**Exercise directions:**
Reproduce the listing lines verbatim, beginning at the line that contains "app-screen: Fabriq SUMMARY" and ending after the line that contains "tree-item-label: Yellow Office".

* Start *

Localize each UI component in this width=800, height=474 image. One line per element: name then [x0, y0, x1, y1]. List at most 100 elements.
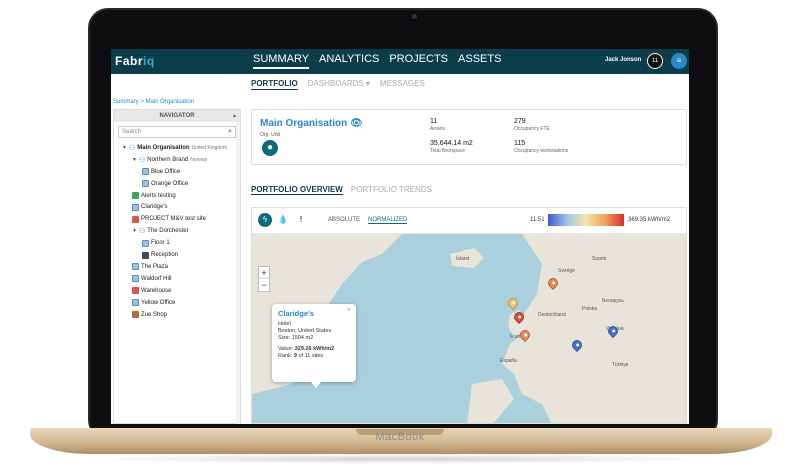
app-screen: Fabriq SUMMARY ANALYTICS PROJECTS ASSETS… — [111, 49, 689, 424]
zoom-out-button[interactable]: − — [259, 279, 269, 291]
section-tabs: PORTFOLIO OVERVIEW PORTFOLIO TRENDS — [251, 185, 432, 195]
tab-projects[interactable]: PROJECTS — [389, 53, 448, 69]
tree-item-label: Yellow Office — [141, 299, 176, 306]
search-icon[interactable]: ⌕ — [228, 128, 232, 136]
popup-pointer — [310, 381, 322, 388]
map-canvas[interactable]: + − Ísland Sverige Suomi Deutschland Укр… — [252, 234, 686, 423]
breadcrumb[interactable]: Summary > Main Organisation — [113, 99, 194, 105]
red-building-icon — [132, 215, 139, 223]
hierarchy-icon: ⚇ — [128, 144, 136, 152]
building-icon — [132, 203, 139, 211]
collapse-icon[interactable]: ▲ — [232, 110, 237, 122]
red-building-icon — [132, 287, 139, 295]
tab-portfolio-trends[interactable]: PORTFOLIO TRENDS — [351, 185, 432, 195]
map-label-germany: Deutschland — [538, 312, 566, 318]
tree-item[interactable]: Claridge's — [132, 202, 168, 214]
tree-item[interactable]: Alerts testing — [132, 190, 176, 202]
popup-size: Size: 1504 m2 — [278, 335, 314, 341]
user-name[interactable]: Jack Jonson — [605, 57, 641, 63]
tree-item-label: Main Organisation — [137, 144, 190, 151]
alert-icon[interactable]: ! — [294, 213, 308, 227]
dark-building-icon — [142, 251, 149, 259]
subtab-messages[interactable]: MESSAGES — [380, 79, 425, 90]
zoom-in-button[interactable]: + — [259, 267, 269, 279]
search-placeholder: Search — [122, 129, 142, 135]
map-label-poland: Polska — [582, 306, 598, 312]
tree-item[interactable]: Zue Shop — [132, 309, 167, 321]
globe-icon: ● — [262, 140, 278, 156]
building-icon — [132, 299, 139, 307]
expand-icon[interactable]: ▼ — [132, 228, 137, 234]
tree-item[interactable]: Orange Office — [142, 178, 188, 190]
building-icon — [142, 168, 149, 176]
tree-item-label: Blue Office — [151, 168, 181, 175]
navigator-search-input[interactable]: Search ⌕ — [118, 126, 236, 138]
tab-portfolio-overview[interactable]: PORTFOLIO OVERVIEW — [251, 185, 343, 195]
tree-item-sub: Norway — [190, 156, 208, 163]
sub-nav: PORTFOLIO DASHBOARDS ▾ MESSAGES — [251, 79, 425, 90]
close-icon[interactable]: × — [347, 307, 351, 314]
popup-title[interactable]: Claridge's — [278, 309, 350, 318]
hierarchy-icon: ⚇ — [138, 156, 146, 164]
org-unit-label: Org. Unit — [260, 132, 281, 138]
navigator-title: NAVIGATOR — [159, 113, 195, 119]
tree-item[interactable]: ▼ ⚇ Northern Brand Norway — [132, 154, 207, 166]
popup-location: Boston, United States — [278, 328, 332, 334]
building-icon — [132, 275, 139, 283]
hierarchy-icon: ⚇ — [138, 228, 146, 236]
tree-item-label: PROJECT M&V test site — [141, 216, 206, 223]
camera — [412, 14, 417, 19]
tree-item-label: Reception — [151, 252, 179, 259]
laptop-mockup: MacBook Fabriq SUMMARY ANALYTICS PROJECT… — [0, 0, 800, 474]
map-toolbar: ϟ 💧 ! ABSOLUTE NORMALIZED 11.51 369.35 k… — [252, 208, 686, 234]
popup-value: Value: 329.26 kWh/m2 — [278, 346, 335, 352]
tree-item[interactable]: Blue Office — [142, 166, 180, 178]
tree-item-label: Warehouse — [141, 287, 172, 294]
map-label-sweden: Sverige — [558, 268, 575, 274]
mode-absolute[interactable]: ABSOLUTE — [328, 217, 360, 223]
expand-icon[interactable]: ▼ — [132, 157, 137, 163]
popup-rank: Rank: 9 of 11 sites — [278, 353, 324, 359]
tree-item[interactable]: Waldorf Hill — [132, 273, 171, 285]
main-nav: SUMMARY ANALYTICS PROJECTS ASSETS — [253, 53, 501, 69]
tree-item-label: Floor 1 — [151, 240, 170, 247]
tree-item-label: Orange Office — [151, 180, 189, 187]
tab-summary[interactable]: SUMMARY — [253, 53, 310, 69]
navigator-header: NAVIGATOR ▲ — [114, 110, 240, 122]
stat-floorspace: 35,644.14 m2 Total floorspace — [430, 140, 473, 154]
notification-badge[interactable]: 11 — [647, 53, 663, 69]
tree-item[interactable]: Floor 1 — [142, 237, 170, 249]
tree-item[interactable]: Yellow Office — [132, 297, 175, 309]
subtab-portfolio[interactable]: PORTFOLIO — [251, 79, 298, 90]
tab-assets[interactable]: ASSETS — [458, 53, 501, 69]
eye-icon[interactable]: 👁 — [350, 118, 363, 129]
building-icon — [142, 239, 149, 247]
navigator-scrollbar[interactable] — [236, 122, 240, 424]
stat-assets: 11 Assets — [430, 118, 446, 132]
site-popup: × Claridge's Hotel Boston, United States… — [272, 304, 356, 382]
top-bar: Fabriq SUMMARY ANALYTICS PROJECTS ASSETS… — [111, 49, 689, 74]
subtab-dashboards[interactable]: DASHBOARDS ▾ — [308, 79, 370, 90]
energy-icon[interactable]: ϟ — [258, 213, 272, 227]
tree-item[interactable]: The Plaza — [132, 261, 168, 273]
stat-workstations: 115 Occupancy workstations — [514, 140, 569, 154]
device-label: MacBook — [375, 431, 425, 443]
tree-item[interactable]: PROJECT M&V test site — [132, 213, 206, 225]
tab-analytics[interactable]: ANALYTICS — [319, 53, 379, 69]
app-logo[interactable]: Fabriq — [115, 54, 155, 68]
tree-item[interactable]: Reception — [142, 249, 178, 261]
zoom-control: + − — [258, 266, 270, 292]
summary-card: Main Organisation 👁 Org. Unit ● 11 Assets… — [251, 109, 687, 165]
tree-item-label: The Plaza — [141, 263, 169, 270]
tree-item[interactable]: Warehouse — [132, 285, 171, 297]
mode-normalized[interactable]: NORMALIZED — [368, 217, 408, 224]
tree-item[interactable]: ▼ ⚇ The Dorchester — [132, 225, 189, 237]
tree-item[interactable]: ▼ ⚇ Main Organisation United Kingdom — [122, 142, 227, 154]
expand-icon[interactable]: ▼ — [122, 145, 127, 151]
water-drop-icon[interactable]: 💧 — [276, 213, 290, 227]
menu-icon[interactable]: ≡ — [671, 53, 687, 69]
page-title: Main Organisation 👁 — [260, 118, 363, 129]
tree-item-label: The Dorchester — [147, 228, 189, 235]
stat-occupancy-fte: 279 Occupancy FTE — [514, 118, 550, 132]
map-label-finland: Suomi — [592, 256, 607, 262]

* End *

**Task response:**
app-screen: Fabriq SUMMARY ANALYTICS PROJECTS ASSETS… — [111, 49, 689, 424]
zoom-out-button[interactable]: − — [259, 279, 269, 291]
section-tabs: PORTFOLIO OVERVIEW PORTFOLIO TRENDS — [251, 185, 432, 195]
tab-projects[interactable]: PROJECTS — [389, 53, 448, 69]
tree-item-label: Yellow Office — [141, 299, 176, 306]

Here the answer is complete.